[Begin]

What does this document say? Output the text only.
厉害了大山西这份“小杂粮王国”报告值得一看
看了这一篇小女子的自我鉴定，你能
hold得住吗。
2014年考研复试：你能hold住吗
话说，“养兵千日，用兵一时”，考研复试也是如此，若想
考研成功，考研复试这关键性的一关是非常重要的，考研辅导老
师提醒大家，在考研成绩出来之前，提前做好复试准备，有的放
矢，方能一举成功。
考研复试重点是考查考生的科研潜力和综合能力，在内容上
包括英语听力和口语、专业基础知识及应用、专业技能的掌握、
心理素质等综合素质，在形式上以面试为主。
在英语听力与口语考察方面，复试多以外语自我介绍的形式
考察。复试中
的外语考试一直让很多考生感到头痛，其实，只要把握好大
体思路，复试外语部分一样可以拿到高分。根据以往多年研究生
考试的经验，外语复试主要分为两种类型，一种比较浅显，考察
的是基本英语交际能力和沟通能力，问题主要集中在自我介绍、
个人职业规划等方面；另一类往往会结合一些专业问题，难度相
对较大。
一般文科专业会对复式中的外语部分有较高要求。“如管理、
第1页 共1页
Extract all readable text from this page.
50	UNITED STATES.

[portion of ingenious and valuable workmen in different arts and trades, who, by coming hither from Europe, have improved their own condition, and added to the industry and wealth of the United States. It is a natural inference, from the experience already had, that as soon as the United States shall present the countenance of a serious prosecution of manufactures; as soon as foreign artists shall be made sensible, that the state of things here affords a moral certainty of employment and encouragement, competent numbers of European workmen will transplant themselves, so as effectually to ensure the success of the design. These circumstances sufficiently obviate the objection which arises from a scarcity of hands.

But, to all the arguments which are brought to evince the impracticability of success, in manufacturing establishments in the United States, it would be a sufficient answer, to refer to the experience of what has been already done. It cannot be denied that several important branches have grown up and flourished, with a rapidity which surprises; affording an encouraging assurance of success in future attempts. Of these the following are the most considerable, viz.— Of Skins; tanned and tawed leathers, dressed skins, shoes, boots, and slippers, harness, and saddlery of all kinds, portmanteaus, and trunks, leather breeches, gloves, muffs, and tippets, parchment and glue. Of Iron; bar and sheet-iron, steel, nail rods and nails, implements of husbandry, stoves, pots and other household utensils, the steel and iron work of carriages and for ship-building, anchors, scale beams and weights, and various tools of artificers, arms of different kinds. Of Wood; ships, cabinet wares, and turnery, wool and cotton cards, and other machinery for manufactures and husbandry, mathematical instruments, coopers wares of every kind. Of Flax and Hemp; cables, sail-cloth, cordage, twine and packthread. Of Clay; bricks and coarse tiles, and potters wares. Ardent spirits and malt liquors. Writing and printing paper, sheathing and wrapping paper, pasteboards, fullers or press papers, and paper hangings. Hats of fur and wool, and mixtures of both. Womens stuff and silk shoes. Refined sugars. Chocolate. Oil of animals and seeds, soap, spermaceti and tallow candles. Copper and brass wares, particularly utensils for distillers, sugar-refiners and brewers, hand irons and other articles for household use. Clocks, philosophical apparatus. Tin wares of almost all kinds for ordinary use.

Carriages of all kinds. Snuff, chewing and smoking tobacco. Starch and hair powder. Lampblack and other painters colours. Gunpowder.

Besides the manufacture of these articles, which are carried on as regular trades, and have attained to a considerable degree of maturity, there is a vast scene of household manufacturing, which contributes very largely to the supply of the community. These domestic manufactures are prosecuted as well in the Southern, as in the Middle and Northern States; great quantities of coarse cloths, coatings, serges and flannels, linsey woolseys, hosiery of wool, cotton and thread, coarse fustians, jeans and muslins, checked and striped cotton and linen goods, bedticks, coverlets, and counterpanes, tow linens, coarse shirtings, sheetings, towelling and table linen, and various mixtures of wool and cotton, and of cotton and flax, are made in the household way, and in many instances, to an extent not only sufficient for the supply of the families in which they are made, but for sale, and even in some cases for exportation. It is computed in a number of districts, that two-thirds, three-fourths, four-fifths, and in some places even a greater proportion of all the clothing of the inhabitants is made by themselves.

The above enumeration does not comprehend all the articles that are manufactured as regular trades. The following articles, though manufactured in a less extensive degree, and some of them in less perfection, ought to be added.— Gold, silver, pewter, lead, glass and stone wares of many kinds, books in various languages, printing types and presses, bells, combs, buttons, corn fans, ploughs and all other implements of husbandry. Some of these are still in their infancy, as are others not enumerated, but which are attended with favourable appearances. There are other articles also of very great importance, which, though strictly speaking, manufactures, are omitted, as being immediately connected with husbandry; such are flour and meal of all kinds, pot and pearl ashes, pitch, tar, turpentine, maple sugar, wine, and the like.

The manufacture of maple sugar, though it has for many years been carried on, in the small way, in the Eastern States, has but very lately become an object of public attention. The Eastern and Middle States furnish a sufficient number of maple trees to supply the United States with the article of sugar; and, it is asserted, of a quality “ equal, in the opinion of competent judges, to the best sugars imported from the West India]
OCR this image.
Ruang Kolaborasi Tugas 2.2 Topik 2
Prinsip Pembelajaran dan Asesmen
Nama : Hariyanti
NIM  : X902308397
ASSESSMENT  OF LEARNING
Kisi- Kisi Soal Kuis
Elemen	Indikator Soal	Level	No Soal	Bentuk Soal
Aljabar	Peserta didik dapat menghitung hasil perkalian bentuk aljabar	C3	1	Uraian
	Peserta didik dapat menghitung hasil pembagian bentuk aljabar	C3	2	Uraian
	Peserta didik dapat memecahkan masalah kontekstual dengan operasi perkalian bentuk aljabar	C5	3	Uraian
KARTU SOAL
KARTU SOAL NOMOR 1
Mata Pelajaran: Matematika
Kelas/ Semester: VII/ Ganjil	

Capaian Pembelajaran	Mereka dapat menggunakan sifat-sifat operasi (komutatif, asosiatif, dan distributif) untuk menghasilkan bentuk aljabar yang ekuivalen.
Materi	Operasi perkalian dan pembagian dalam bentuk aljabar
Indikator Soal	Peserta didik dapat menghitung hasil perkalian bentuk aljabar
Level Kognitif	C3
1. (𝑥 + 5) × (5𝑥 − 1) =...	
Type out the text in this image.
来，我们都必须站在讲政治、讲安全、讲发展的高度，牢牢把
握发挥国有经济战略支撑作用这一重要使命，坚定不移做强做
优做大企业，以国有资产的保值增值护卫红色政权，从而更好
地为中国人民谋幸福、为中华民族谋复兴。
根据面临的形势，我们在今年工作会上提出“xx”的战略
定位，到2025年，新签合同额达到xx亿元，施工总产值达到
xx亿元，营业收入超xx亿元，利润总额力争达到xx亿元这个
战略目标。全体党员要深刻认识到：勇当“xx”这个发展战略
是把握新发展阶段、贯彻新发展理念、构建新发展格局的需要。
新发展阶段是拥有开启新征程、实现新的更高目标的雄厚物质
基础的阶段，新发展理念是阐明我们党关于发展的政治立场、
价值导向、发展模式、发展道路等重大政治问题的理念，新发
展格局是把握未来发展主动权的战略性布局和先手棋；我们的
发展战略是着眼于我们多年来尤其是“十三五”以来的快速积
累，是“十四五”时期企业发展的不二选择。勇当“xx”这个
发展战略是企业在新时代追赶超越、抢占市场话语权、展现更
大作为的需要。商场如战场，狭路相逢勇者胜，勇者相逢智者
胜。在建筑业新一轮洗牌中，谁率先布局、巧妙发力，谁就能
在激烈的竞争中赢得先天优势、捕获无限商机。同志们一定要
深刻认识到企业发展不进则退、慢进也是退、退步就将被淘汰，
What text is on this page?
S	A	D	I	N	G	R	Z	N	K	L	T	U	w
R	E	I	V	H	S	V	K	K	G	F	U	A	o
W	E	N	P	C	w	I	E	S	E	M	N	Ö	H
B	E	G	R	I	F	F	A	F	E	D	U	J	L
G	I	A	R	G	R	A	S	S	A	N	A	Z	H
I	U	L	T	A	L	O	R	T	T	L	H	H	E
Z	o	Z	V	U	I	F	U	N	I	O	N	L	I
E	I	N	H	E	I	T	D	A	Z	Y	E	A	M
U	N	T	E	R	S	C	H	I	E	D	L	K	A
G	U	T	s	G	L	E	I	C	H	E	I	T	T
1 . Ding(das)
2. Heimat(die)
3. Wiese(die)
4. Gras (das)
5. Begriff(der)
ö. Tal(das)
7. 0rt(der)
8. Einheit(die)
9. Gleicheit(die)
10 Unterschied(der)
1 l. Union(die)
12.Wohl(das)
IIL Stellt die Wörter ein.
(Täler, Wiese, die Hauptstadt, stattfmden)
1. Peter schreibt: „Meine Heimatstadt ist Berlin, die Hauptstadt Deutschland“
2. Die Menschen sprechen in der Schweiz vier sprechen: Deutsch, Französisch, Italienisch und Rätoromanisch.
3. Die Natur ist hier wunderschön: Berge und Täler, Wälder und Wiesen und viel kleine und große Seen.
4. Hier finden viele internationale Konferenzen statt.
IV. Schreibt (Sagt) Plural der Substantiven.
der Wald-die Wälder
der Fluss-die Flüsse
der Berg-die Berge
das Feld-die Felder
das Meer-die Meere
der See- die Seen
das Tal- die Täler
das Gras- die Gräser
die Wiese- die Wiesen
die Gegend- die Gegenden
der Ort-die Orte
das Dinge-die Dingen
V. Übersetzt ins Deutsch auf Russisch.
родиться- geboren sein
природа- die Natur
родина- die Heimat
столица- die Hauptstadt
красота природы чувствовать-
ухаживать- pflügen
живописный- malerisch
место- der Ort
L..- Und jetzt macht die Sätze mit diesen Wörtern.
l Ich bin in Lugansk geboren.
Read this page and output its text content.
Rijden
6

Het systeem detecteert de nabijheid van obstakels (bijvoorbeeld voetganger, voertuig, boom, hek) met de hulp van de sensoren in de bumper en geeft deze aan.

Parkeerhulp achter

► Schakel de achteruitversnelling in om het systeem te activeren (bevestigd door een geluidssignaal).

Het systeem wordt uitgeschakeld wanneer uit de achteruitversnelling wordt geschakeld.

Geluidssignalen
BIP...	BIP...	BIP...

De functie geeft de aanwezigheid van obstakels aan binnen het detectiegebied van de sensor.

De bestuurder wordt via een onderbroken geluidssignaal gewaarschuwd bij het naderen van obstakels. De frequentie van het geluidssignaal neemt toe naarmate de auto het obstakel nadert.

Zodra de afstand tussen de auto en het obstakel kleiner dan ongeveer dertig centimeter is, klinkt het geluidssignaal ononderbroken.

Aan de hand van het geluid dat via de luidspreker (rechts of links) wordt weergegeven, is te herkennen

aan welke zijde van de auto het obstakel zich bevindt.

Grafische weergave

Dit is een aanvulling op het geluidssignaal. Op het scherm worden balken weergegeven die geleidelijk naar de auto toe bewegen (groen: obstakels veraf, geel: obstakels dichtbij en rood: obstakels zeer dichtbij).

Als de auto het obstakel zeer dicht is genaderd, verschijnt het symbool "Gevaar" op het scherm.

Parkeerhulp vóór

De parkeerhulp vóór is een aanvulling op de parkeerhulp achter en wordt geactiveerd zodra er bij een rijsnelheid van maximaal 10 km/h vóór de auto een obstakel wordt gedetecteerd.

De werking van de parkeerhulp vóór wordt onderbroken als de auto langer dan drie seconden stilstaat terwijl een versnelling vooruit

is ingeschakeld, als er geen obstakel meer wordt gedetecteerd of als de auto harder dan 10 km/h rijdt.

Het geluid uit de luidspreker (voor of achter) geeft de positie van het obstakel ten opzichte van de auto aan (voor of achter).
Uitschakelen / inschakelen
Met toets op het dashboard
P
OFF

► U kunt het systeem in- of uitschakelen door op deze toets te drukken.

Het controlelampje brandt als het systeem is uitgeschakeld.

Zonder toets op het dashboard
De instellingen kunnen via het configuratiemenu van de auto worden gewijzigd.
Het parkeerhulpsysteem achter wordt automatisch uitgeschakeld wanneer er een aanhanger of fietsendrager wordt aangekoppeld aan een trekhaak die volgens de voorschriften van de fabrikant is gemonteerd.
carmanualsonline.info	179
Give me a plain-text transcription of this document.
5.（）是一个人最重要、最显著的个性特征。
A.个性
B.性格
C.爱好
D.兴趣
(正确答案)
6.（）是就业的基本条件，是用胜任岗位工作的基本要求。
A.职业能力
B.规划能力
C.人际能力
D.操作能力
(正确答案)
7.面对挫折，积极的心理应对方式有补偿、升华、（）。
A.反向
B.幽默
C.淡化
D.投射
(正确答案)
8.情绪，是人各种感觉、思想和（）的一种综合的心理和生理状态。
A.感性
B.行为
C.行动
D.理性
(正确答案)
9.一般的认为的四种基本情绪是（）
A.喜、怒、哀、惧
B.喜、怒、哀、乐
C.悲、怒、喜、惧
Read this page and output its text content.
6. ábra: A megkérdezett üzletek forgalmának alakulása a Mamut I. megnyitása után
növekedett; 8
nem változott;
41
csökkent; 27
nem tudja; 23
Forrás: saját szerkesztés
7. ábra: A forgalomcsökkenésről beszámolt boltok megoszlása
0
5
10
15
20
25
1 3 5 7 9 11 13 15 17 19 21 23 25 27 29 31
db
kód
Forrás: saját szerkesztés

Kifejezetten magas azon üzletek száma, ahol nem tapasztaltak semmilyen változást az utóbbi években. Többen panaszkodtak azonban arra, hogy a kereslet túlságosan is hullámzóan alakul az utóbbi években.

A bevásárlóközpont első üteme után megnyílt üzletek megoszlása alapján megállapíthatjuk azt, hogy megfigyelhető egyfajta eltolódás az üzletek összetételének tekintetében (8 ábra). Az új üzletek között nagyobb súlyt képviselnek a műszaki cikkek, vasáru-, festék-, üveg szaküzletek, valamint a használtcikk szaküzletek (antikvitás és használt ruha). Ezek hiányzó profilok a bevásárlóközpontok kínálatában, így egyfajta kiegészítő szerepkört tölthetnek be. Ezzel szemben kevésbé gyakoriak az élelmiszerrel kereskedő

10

[End]

Task goal:
Using the listing above, show each line holding the string "Indikator".

The completed task:
Elemen	Indikator Soal	Level	No Soal	Bentuk Soal
Indikator Soal	Peserta didik dapat menghitung hasil perkalian bentuk aljabar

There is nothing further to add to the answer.